> Figure collection entries:
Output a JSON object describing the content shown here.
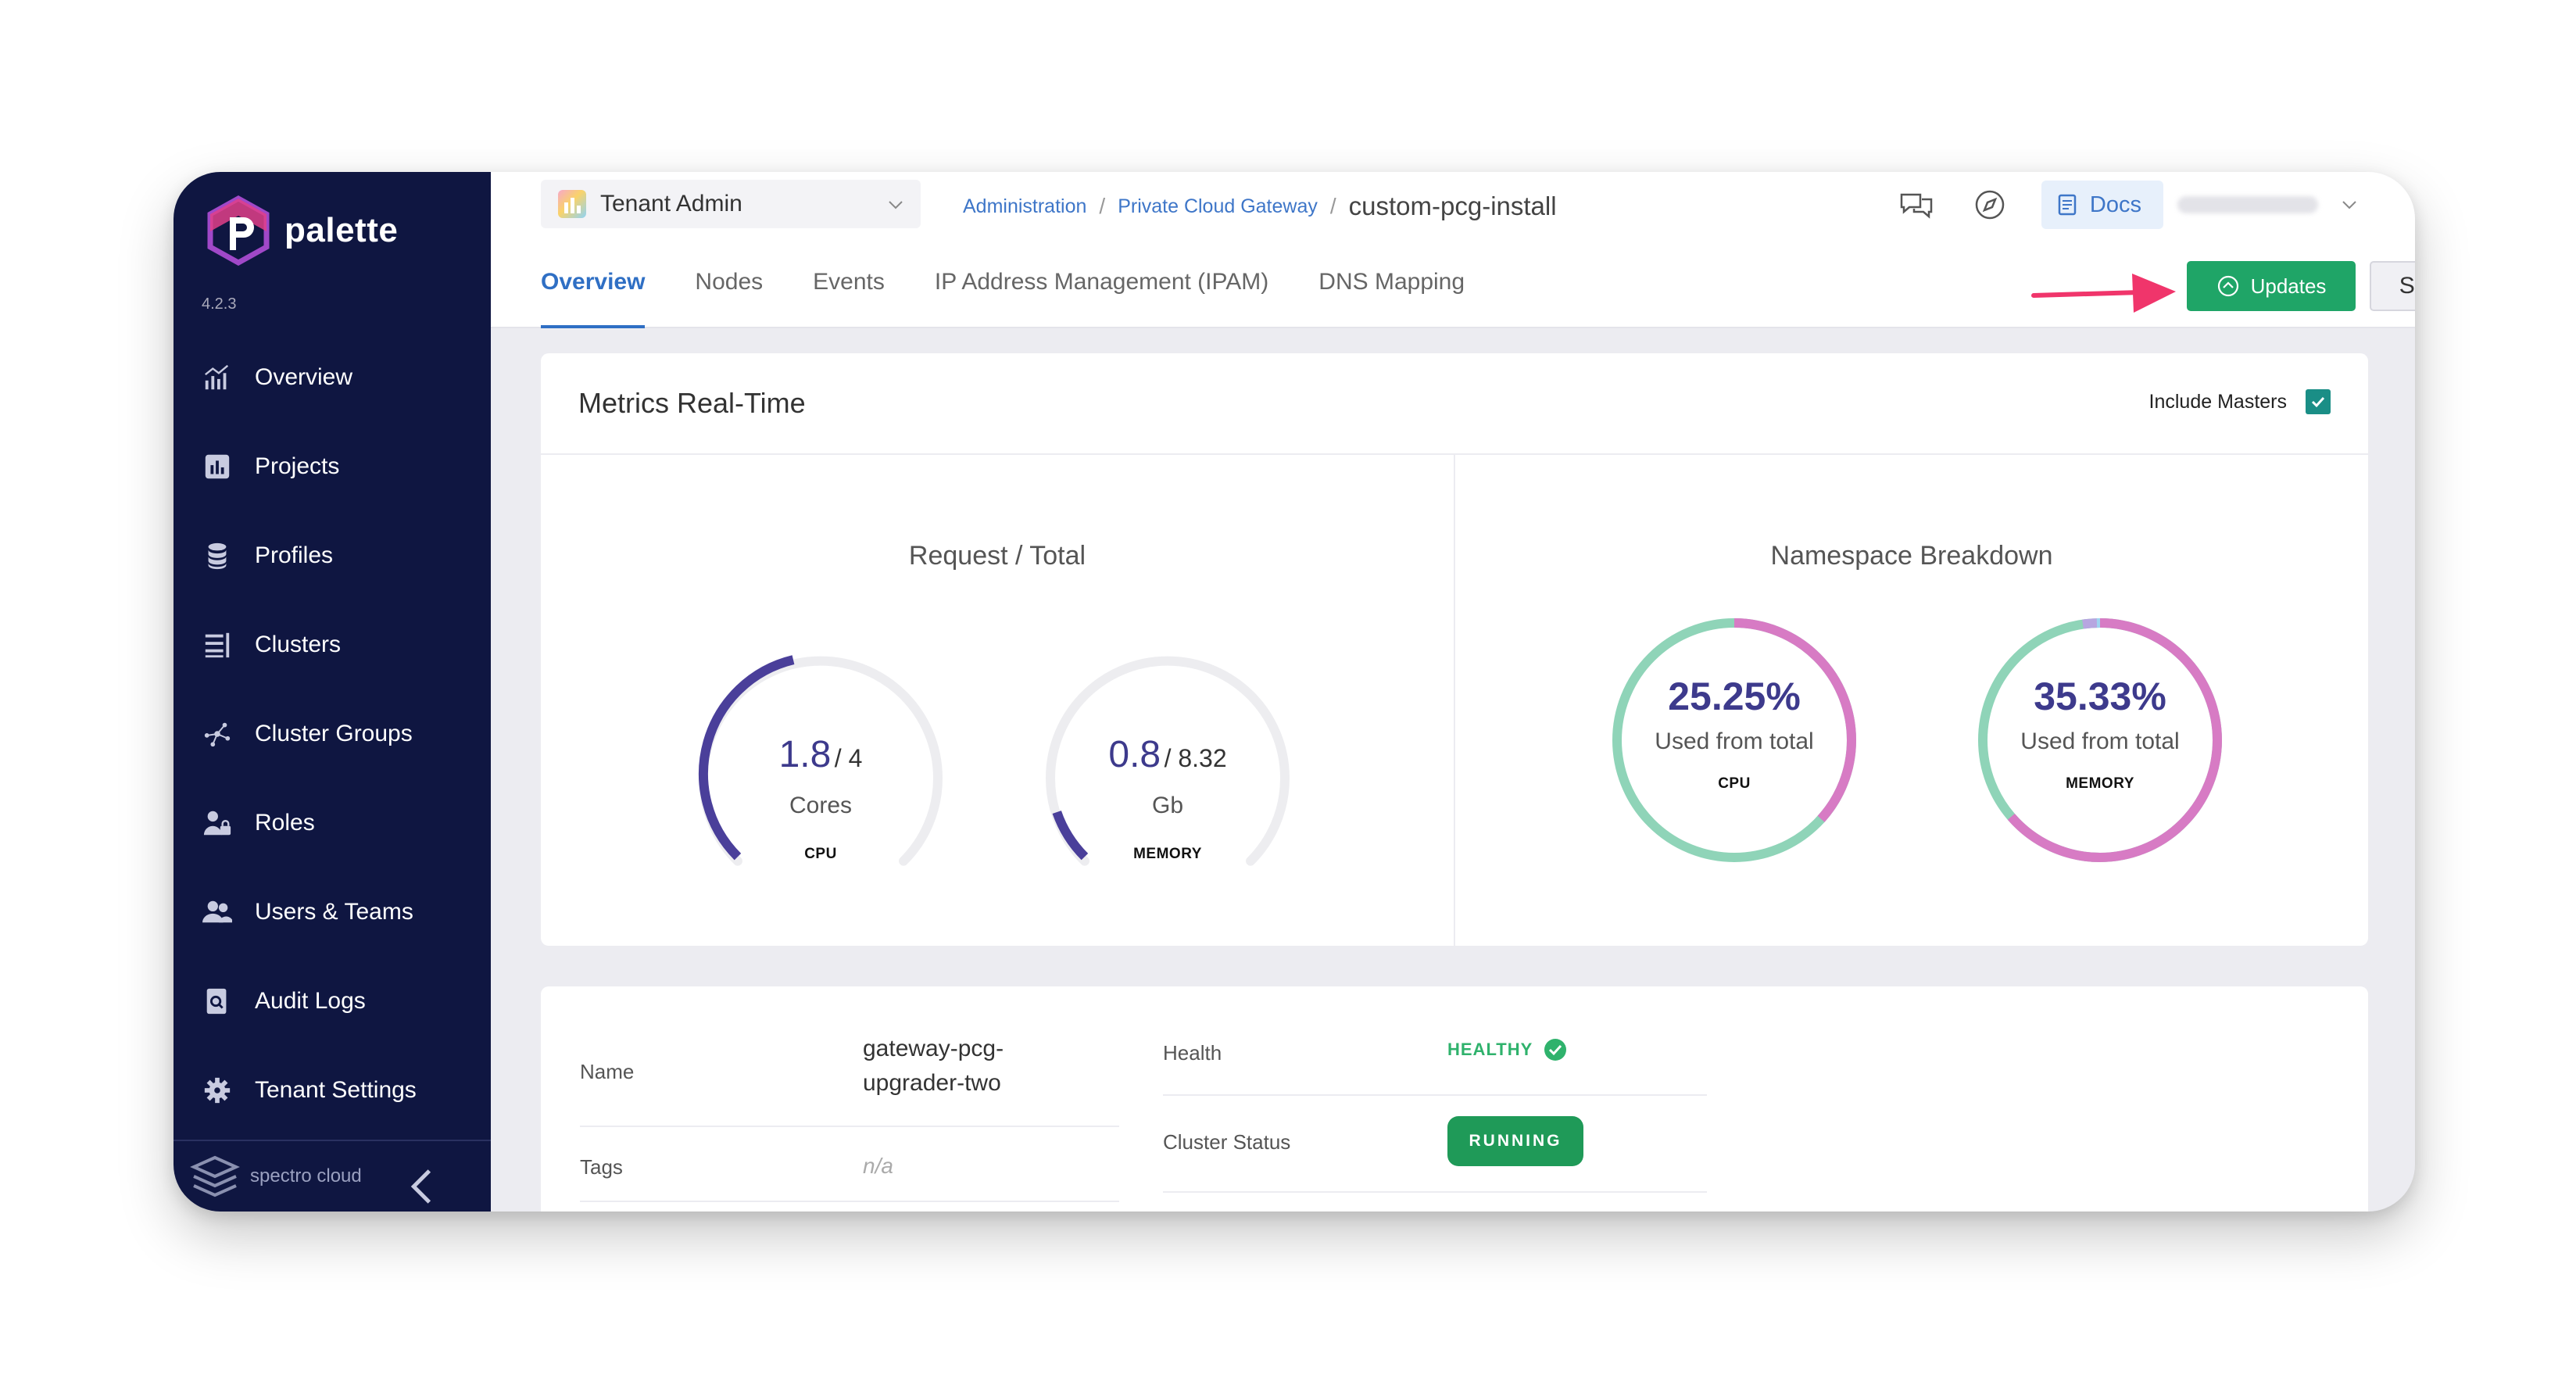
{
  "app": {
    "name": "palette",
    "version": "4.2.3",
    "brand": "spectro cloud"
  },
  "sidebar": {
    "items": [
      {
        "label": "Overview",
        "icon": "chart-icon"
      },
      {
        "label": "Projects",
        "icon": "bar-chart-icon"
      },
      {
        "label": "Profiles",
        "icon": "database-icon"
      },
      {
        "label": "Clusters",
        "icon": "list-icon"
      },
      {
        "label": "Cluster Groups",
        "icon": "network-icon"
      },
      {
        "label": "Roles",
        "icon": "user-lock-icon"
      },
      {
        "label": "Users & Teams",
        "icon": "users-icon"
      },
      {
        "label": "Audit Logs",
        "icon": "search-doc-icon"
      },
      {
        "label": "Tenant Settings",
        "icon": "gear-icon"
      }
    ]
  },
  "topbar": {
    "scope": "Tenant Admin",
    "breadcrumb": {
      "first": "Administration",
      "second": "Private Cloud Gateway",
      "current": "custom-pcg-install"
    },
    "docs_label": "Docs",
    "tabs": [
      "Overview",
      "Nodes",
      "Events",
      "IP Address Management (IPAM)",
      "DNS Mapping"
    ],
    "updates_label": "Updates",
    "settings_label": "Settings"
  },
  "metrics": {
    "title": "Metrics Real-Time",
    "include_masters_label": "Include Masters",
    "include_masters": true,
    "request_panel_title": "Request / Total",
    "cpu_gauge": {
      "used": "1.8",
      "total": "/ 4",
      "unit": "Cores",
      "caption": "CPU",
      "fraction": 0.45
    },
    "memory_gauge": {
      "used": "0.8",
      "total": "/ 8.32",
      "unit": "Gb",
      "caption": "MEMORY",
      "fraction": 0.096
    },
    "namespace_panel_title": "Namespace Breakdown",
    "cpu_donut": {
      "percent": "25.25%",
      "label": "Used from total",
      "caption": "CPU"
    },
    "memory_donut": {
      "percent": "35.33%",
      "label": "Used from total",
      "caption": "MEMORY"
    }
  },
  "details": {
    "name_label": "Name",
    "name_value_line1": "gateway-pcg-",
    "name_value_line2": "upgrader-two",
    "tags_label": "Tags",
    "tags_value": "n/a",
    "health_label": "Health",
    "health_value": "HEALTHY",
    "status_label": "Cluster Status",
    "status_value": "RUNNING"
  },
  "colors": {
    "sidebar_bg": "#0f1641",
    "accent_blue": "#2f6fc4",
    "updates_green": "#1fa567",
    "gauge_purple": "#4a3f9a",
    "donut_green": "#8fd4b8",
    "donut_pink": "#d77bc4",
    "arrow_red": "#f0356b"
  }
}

> Task brief: Write out the data precisely as given, excluding the pictures.

> Problem solution:
Output a JSON object describing the content shown here.
{
  "app": {
    "name": "palette",
    "version": "4.2.3",
    "brand": "spectro cloud"
  },
  "sidebar": {
    "items": [
      {
        "label": "Overview",
        "icon": "chart-icon"
      },
      {
        "label": "Projects",
        "icon": "bar-chart-icon"
      },
      {
        "label": "Profiles",
        "icon": "database-icon"
      },
      {
        "label": "Clusters",
        "icon": "list-icon"
      },
      {
        "label": "Cluster Groups",
        "icon": "network-icon"
      },
      {
        "label": "Roles",
        "icon": "user-lock-icon"
      },
      {
        "label": "Users & Teams",
        "icon": "users-icon"
      },
      {
        "label": "Audit Logs",
        "icon": "search-doc-icon"
      },
      {
        "label": "Tenant Settings",
        "icon": "gear-icon"
      }
    ]
  },
  "topbar": {
    "scope": "Tenant Admin",
    "breadcrumb": {
      "first": "Administration",
      "second": "Private Cloud Gateway",
      "current": "custom-pcg-install"
    },
    "docs_label": "Docs",
    "tabs": [
      "Overview",
      "Nodes",
      "Events",
      "IP Address Management (IPAM)",
      "DNS Mapping"
    ],
    "updates_label": "Updates",
    "settings_label": "Settings"
  },
  "metrics": {
    "title": "Metrics Real-Time",
    "include_masters_label": "Include Masters",
    "include_masters": true,
    "request_panel_title": "Request / Total",
    "cpu_gauge": {
      "used": "1.8",
      "total": "/ 4",
      "unit": "Cores",
      "caption": "CPU",
      "fraction": 0.45
    },
    "memory_gauge": {
      "used": "0.8",
      "total": "/ 8.32",
      "unit": "Gb",
      "caption": "MEMORY",
      "fraction": 0.096
    },
    "namespace_panel_title": "Namespace Breakdown",
    "cpu_donut": {
      "percent": "25.25%",
      "label": "Used from total",
      "caption": "CPU"
    },
    "memory_donut": {
      "percent": "35.33%",
      "label": "Used from total",
      "caption": "MEMORY"
    }
  },
  "details": {
    "name_label": "Name",
    "name_value_line1": "gateway-pcg-",
    "name_value_line2": "upgrader-two",
    "tags_label": "Tags",
    "tags_value": "n/a",
    "health_label": "Health",
    "health_value": "HEALTHY",
    "status_label": "Cluster Status",
    "status_value": "RUNNING"
  },
  "colors": {
    "sidebar_bg": "#0f1641",
    "accent_blue": "#2f6fc4",
    "updates_green": "#1fa567",
    "gauge_purple": "#4a3f9a",
    "donut_green": "#8fd4b8",
    "donut_pink": "#d77bc4",
    "arrow_red": "#f0356b"
  }
}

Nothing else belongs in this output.